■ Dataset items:
━━━━━━━━━━━━━━━━━━━━

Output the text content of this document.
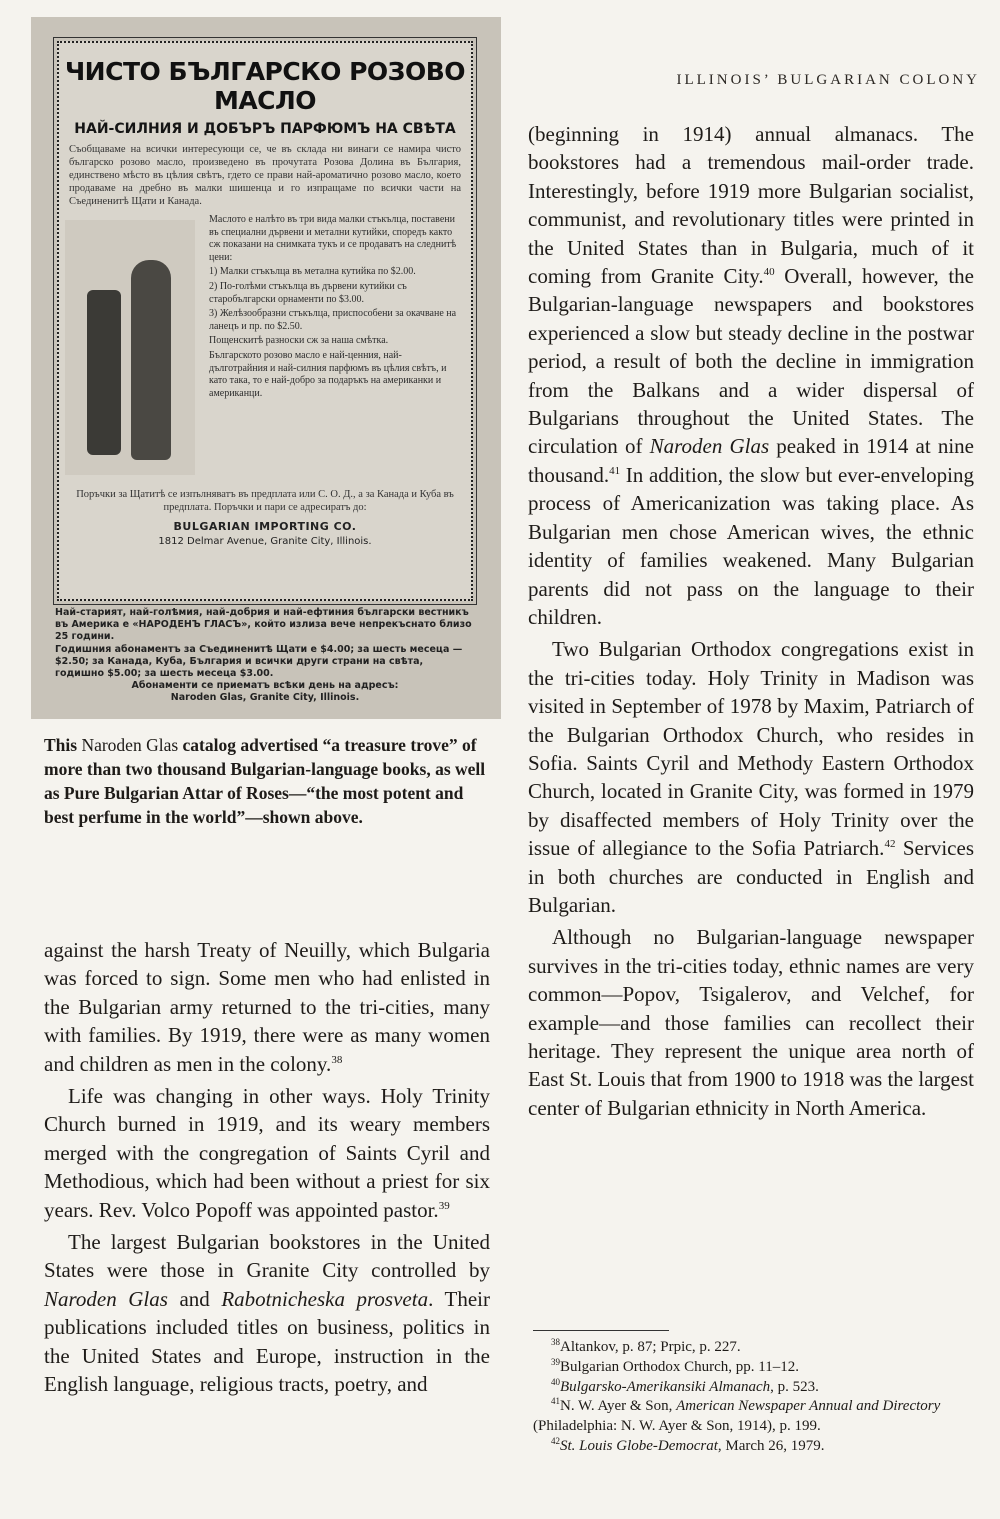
ILLINOIS’ BULGARIAN COLONY
ЧИСТО БЪЛГАРСКО РОЗОВО МАСЛО
НАЙ-СИЛНИЯ И ДОБЪРЪ ПАРФЮМЪ НА СВѢТА

Съобщаваме на всички интересующи се, че въ склада ни винаги се намира чисто българско розово масло, произведено въ прочутата Розова Долина въ България, единствено мѣсто въ цѣлия свѣтъ, гдето се прави най-ароматично розово масло, което продаваме на дребно въ малки шишенца и го изпращаме по всички части на Съединенитѣ Щати и Канада.

Маслото е налѣто въ три вида малки стъкълца, поставени въ специални дървени и метални кутийки, споредъ както сж показани на снимката тукъ и се продаватъ на следнитѣ цени:

1) Малки стъкълца въ метална кутийка по $2.00.

2) По-голѣми стъкълца въ дървени кутийки съ старобългарски орнаменти по $3.00.

3) Желѣзообразни стъкълца, приспособени за окачване на ланецъ и пр. по $2.50.

Пощенскитѣ разноски сж за наша смѣтка.

Българското розово масло е най-ценния, най-дълготрайния и най-силния парфюмъ въ цѣлия свѣтъ, и като така, то е най-добро за подаръкъ на американки и американци.

Поръчки за Щатитѣ се изпълняватъ въ предплата или С. О. Д., а за Канада и Куба въ предплата. Поръчки и пари се адресиратъ до:

BULGARIAN IMPORTING CO.
1812 Delmar Avenue, Granite City, Illinois.
Най-старият, най-голѣмия, най-добрия и най-ефтиния български вестникъ въ Америка е «НАРОДЕНЪ ГЛАСЪ», който излиза вече непрекъснато близо 25 години.
Годишния абонаментъ за Съединенитѣ Щати е $4.00; за шесть месеца — $2.50; за Канада, Куба, България и всички други страни на свѣта, годишно $5.00; за шесть месеца $3.00.
Абонаменти се приематъ всѣки день на адресъ:
Naroden Glas, Granite City, Illinois.
This Naroden Glas catalog advertised “a treasure trove” of more than two thousand Bulgarian-language books, as well as Pure Bulgarian Attar of Roses—“the most potent and best perfume in the world”—shown above.

against the harsh Treaty of Neuilly, which Bulgaria was forced to sign. Some men who had enlisted in the Bulgarian army returned to the tri-cities, many with families. By 1919, there were as many women and children as men in the colony.$^{38}$

Life was changing in other ways. Holy Trinity Church burned in 1919, and its weary members merged with the congregation of Saints Cyril and Methodious, which had been without a priest for six years. Rev. Volco Popoff was appointed pastor.$^{39}$

The largest Bulgarian bookstores in the United States were those in Granite City controlled by Naroden Glas and Rabotnicheska prosveta. Their publications included titles on business, politics in the United States and Europe, instruction in the English language, religious tracts, poetry, and

(beginning in 1914) annual almanacs. The bookstores had a tremendous mail-order trade. Interestingly, before 1919 more Bulgarian socialist, communist, and revolutionary titles were printed in the United States than in Bulgaria, much of it coming from Granite City.$^{40}$ Overall, however, the Bulgarian-language newspapers and bookstores experienced a slow but steady decline in the postwar period, a result of both the decline in immigration from the Balkans and a wider dispersal of Bulgarians throughout the United States. The circulation of Naroden Glas peaked in 1914 at nine thousand.$^{41}$ In addition, the slow but ever-enveloping process of Americanization was taking place. As Bulgarian men chose American wives, the ethnic identity of families weakened. Many Bulgarian parents did not pass on the language to their children.

Two Bulgarian Orthodox congregations exist in the tri-cities today. Holy Trinity in Madison was visited in September of 1978 by Maxim, Patriarch of the Bulgarian Orthodox Church, who resides in Sofia. Saints Cyril and Methody Eastern Orthodox Church, located in Granite City, was formed in 1979 by disaffected members of Holy Trinity over the issue of allegiance to the Sofia Patriarch.$^{42}$ Services in both churches are conducted in English and Bulgarian.

Although no Bulgarian-language newspaper survives in the tri-cities today, ethnic names are very common—Popov, Tsigalerov, and Velchef, for example—and those families can recollect their heritage. They represent the unique area north of East St. Louis that from 1900 to 1918 was the largest center of Bulgarian ethnicity in North America.

$^{38}$Altankov, p. 87; Prpic, p. 227.
$^{39}$Bulgarian Orthodox Church, pp. 11–12.
$^{40}$Bulgarsko-Amerikansiki Almanach, p. 523.
$^{41}$N. W. Ayer & Son, American Newspaper Annual and Directory (Philadelphia: N. W. Ayer & Son, 1914), p. 199.
$^{42}$St. Louis Globe-Democrat, March 26, 1979.
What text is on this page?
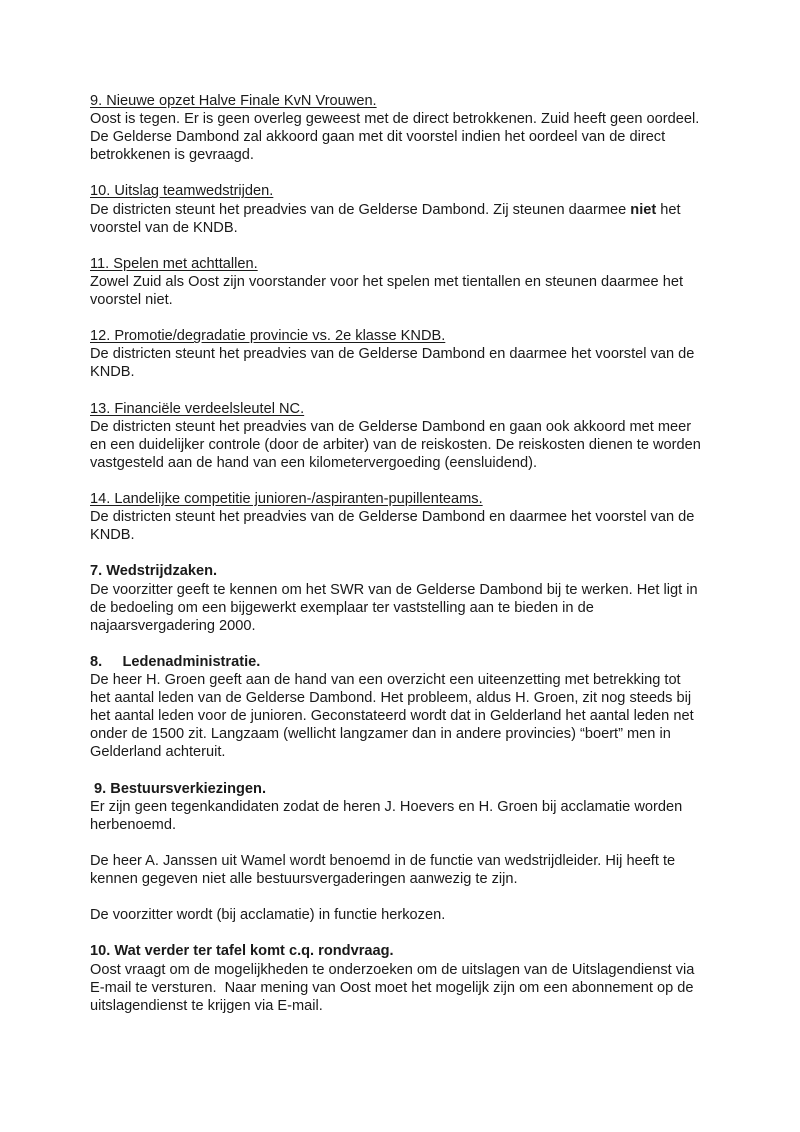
9. Nieuwe opzet Halve Finale KvN Vrouwen.

Oost is tegen. Er is geen overleg geweest met de direct betrokkenen. Zuid heeft geen oordeel.

De Gelderse Dambond zal akkoord gaan met dit voorstel indien het oordeel van de direct betrokkenen is gevraagd.

10. Uitslag teamwedstrijden.

De districten steunt het preadvies van de Gelderse Dambond. Zij steunen daarmee niet het voorstel van de KNDB.

11. Spelen met achttallen.

Zowel Zuid als Oost zijn voorstander voor het spelen met tientallen en steunen daarmee het voorstel niet.

12. Promotie/degradatie provincie vs. 2e klasse KNDB.

De districten steunt het preadvies van de Gelderse Dambond en daarmee het voorstel van de KNDB.

13. Financiële verdeelsleutel NC.

De districten steunt het preadvies van de Gelderse Dambond en gaan ook akkoord met meer en een duidelijker controle (door de arbiter) van de reiskosten. De reiskosten dienen te worden vastgesteld aan de hand van een kilometervergoeding (eensluidend).

14. Landelijke competitie junioren-/aspiranten-pupillenteams.

De districten steunt het preadvies van de Gelderse Dambond en daarmee het voorstel van de KNDB.

7. Wedstrijdzaken.

De voorzitter geeft te kennen om het SWR van de Gelderse Dambond bij te werken. Het ligt in de bedoeling om een bijgewerkt exemplaar ter vaststelling aan te bieden in de najaarsvergadering 2000.

8.	Ledenadministratie.

De heer H. Groen geeft aan de hand van een overzicht een uiteenzetting met betrekking tot het aantal leden van de Gelderse Dambond. Het probleem, aldus H. Groen, zit nog steeds bij het aantal leden voor de junioren. Geconstateerd wordt dat in Gelderland het aantal leden net onder de 1500 zit. Langzaam (wellicht langzamer dan in andere provincies) “boert” men in Gelderland achteruit.

9. Bestuursverkiezingen.

Er zijn geen tegenkandidaten zodat de heren J. Hoevers en H. Groen bij acclamatie worden herbenoemd.

De heer A. Janssen uit Wamel wordt benoemd in de functie van wedstrijdleider. Hij heeft te kennen gegeven niet alle bestuursvergaderingen aanwezig te zijn.

De voorzitter wordt (bij acclamatie) in functie herkozen.

10. Wat verder ter tafel komt c.q. rondvraag.

Oost vraagt om de mogelijkheden te onderzoeken om de uitslagen van de Uitslagendienst via E-mail te versturen.  Naar mening van Oost moet het mogelijk zijn om een abonnement op de uitslagendienst te krijgen via E-mail.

━━━━━━━━━━━━━━━━━━━━

■ Problem requirements: The pictures in the entries should be left out; output everything else exactly.

■ Solution to the problem:
Output the text content of this document.
ILLINOIS’ BULGARIAN COLONY
ЧИСТО БЪЛГАРСКО РОЗОВО МАСЛО
НАЙ-СИЛНИЯ И ДОБЪРЪ ПАРФЮМЪ НА СВѢТА

Съобщаваме на всички интересующи се, че въ склада ни винаги се намира чисто българско розово масло, произведено въ прочутата Розова Долина въ България, единствено мѣсто въ цѣлия свѣтъ, гдето се прави най-ароматично розово масло, което продаваме на дребно въ малки шишенца и го изпращаме по всички части на Съединенитѣ Щати и Канада.

Маслото е налѣто въ три вида малки стъкълца, поставени въ специални дървени и метални кутийки, споредъ както сж показани на снимката тукъ и се продаватъ на следнитѣ цени:

1) Малки стъкълца въ метална кутийка по $2.00.

2) По-голѣми стъкълца въ дървени кутийки съ старобългарски орнаменти по $3.00.

3) Желѣзообразни стъкълца, приспособени за окачване на ланецъ и пр. по $2.50.

Пощенскитѣ разноски сж за наша смѣтка.

Българското розово масло е най-ценния, най-дълготрайния и най-силния парфюмъ въ цѣлия свѣтъ, и като така, то е най-добро за подаръкъ на американки и американци.

Поръчки за Щатитѣ се изпълняватъ въ предплата или С. О. Д., а за Канада и Куба въ предплата. Поръчки и пари се адресиратъ до:

BULGARIAN IMPORTING CO.
1812 Delmar Avenue, Granite City, Illinois.
Най-старият, най-голѣмия, най-добрия и най-ефтиния български вестникъ въ Америка е «НАРОДЕНЪ ГЛАСЪ», който излиза вече непрекъснато близо 25 години.
Годишния абонаментъ за Съединенитѣ Щати е $4.00; за шесть месеца — $2.50; за Канада, Куба, България и всички други страни на свѣта, годишно $5.00; за шесть месеца $3.00.
Абонаменти се приематъ всѣки день на адресъ:
Naroden Glas, Granite City, Illinois.
This Naroden Glas catalog advertised “a treasure trove” of more than two thousand Bulgarian-language books, as well as Pure Bulgarian Attar of Roses—“the most potent and best perfume in the world”—shown above.

against the harsh Treaty of Neuilly, which Bulgaria was forced to sign. Some men who had enlisted in the Bulgarian army returned to the tri-cities, many with families. By 1919, there were as many women and children as men in the colony.$^{38}$

Life was changing in other ways. Holy Trinity Church burned in 1919, and its weary members merged with the congregation of Saints Cyril and Methodious, which had been without a priest for six years. Rev. Volco Popoff was appointed pastor.$^{39}$

The largest Bulgarian bookstores in the United States were those in Granite City controlled by Naroden Glas and Rabotnicheska prosveta. Their publications included titles on business, politics in the United States and Europe, instruction in the English language, religious tracts, poetry, and

(beginning in 1914) annual almanacs. The bookstores had a tremendous mail-order trade. Interestingly, before 1919 more Bulgarian socialist, communist, and revolutionary titles were printed in the United States than in Bulgaria, much of it coming from Granite City.$^{40}$ Overall, however, the Bulgarian-language newspapers and bookstores experienced a slow but steady decline in the postwar period, a result of both the decline in immigration from the Balkans and a wider dispersal of Bulgarians throughout the United States. The circulation of Naroden Glas peaked in 1914 at nine thousand.$^{41}$ In addition, the slow but ever-enveloping process of Americanization was taking place. As Bulgarian men chose American wives, the ethnic identity of families weakened. Many Bulgarian parents did not pass on the language to their children.

Two Bulgarian Orthodox congregations exist in the tri-cities today. Holy Trinity in Madison was visited in September of 1978 by Maxim, Patriarch of the Bulgarian Orthodox Church, who resides in Sofia. Saints Cyril and Methody Eastern Orthodox Church, located in Granite City, was formed in 1979 by disaffected members of Holy Trinity over the issue of allegiance to the Sofia Patriarch.$^{42}$ Services in both churches are conducted in English and Bulgarian.

Although no Bulgarian-language newspaper survives in the tri-cities today, ethnic names are very common—Popov, Tsigalerov, and Velchef, for example—and those families can recollect their heritage. They represent the unique area north of East St. Louis that from 1900 to 1918 was the largest center of Bulgarian ethnicity in North America.

$^{38}$Altankov, p. 87; Prpic, p. 227.
$^{39}$Bulgarian Orthodox Church, pp. 11–12.
$^{40}$Bulgarsko-Amerikansiki Almanach, p. 523.
$^{41}$N. W. Ayer & Son, American Newspaper Annual and Directory (Philadelphia: N. W. Ayer & Son, 1914), p. 199.
$^{42}$St. Louis Globe-Democrat, March 26, 1979.
What text is on this page?
9. Nieuwe opzet Halve Finale KvN Vrouwen.

Oost is tegen. Er is geen overleg geweest met de direct betrokkenen. Zuid heeft geen oordeel.

De Gelderse Dambond zal akkoord gaan met dit voorstel indien het oordeel van de direct betrokkenen is gevraagd.

10. Uitslag teamwedstrijden.

De districten steunt het preadvies van de Gelderse Dambond. Zij steunen daarmee niet het voorstel van de KNDB.

11. Spelen met achttallen.

Zowel Zuid als Oost zijn voorstander voor het spelen met tientallen en steunen daarmee het voorstel niet.

12. Promotie/degradatie provincie vs. 2e klasse KNDB.

De districten steunt het preadvies van de Gelderse Dambond en daarmee het voorstel van de KNDB.

13. Financiële verdeelsleutel NC.

De districten steunt het preadvies van de Gelderse Dambond en gaan ook akkoord met meer en een duidelijker controle (door de arbiter) van de reiskosten. De reiskosten dienen te worden vastgesteld aan de hand van een kilometervergoeding (eensluidend).

14. Landelijke competitie junioren-/aspiranten-pupillenteams.

De districten steunt het preadvies van de Gelderse Dambond en daarmee het voorstel van de KNDB.

7. Wedstrijdzaken.

De voorzitter geeft te kennen om het SWR van de Gelderse Dambond bij te werken. Het ligt in de bedoeling om een bijgewerkt exemplaar ter vaststelling aan te bieden in de najaarsvergadering 2000.

8.	Ledenadministratie.

De heer H. Groen geeft aan de hand van een overzicht een uiteenzetting met betrekking tot het aantal leden van de Gelderse Dambond. Het probleem, aldus H. Groen, zit nog steeds bij het aantal leden voor de junioren. Geconstateerd wordt dat in Gelderland het aantal leden net onder de 1500 zit. Langzaam (wellicht langzamer dan in andere provincies) “boert” men in Gelderland achteruit.

9. Bestuursverkiezingen.

Er zijn geen tegenkandidaten zodat de heren J. Hoevers en H. Groen bij acclamatie worden herbenoemd.

De heer A. Janssen uit Wamel wordt benoemd in de functie van wedstrijdleider. Hij heeft te kennen gegeven niet alle bestuursvergaderingen aanwezig te zijn.

De voorzitter wordt (bij acclamatie) in functie herkozen.

10. Wat verder ter tafel komt c.q. rondvraag.

Oost vraagt om de mogelijkheden te onderzoeken om de uitslagen van de Uitslagendienst via E-mail te versturen.  Naar mening van Oost moet het mogelijk zijn om een abonnement op de uitslagendienst te krijgen via E-mail.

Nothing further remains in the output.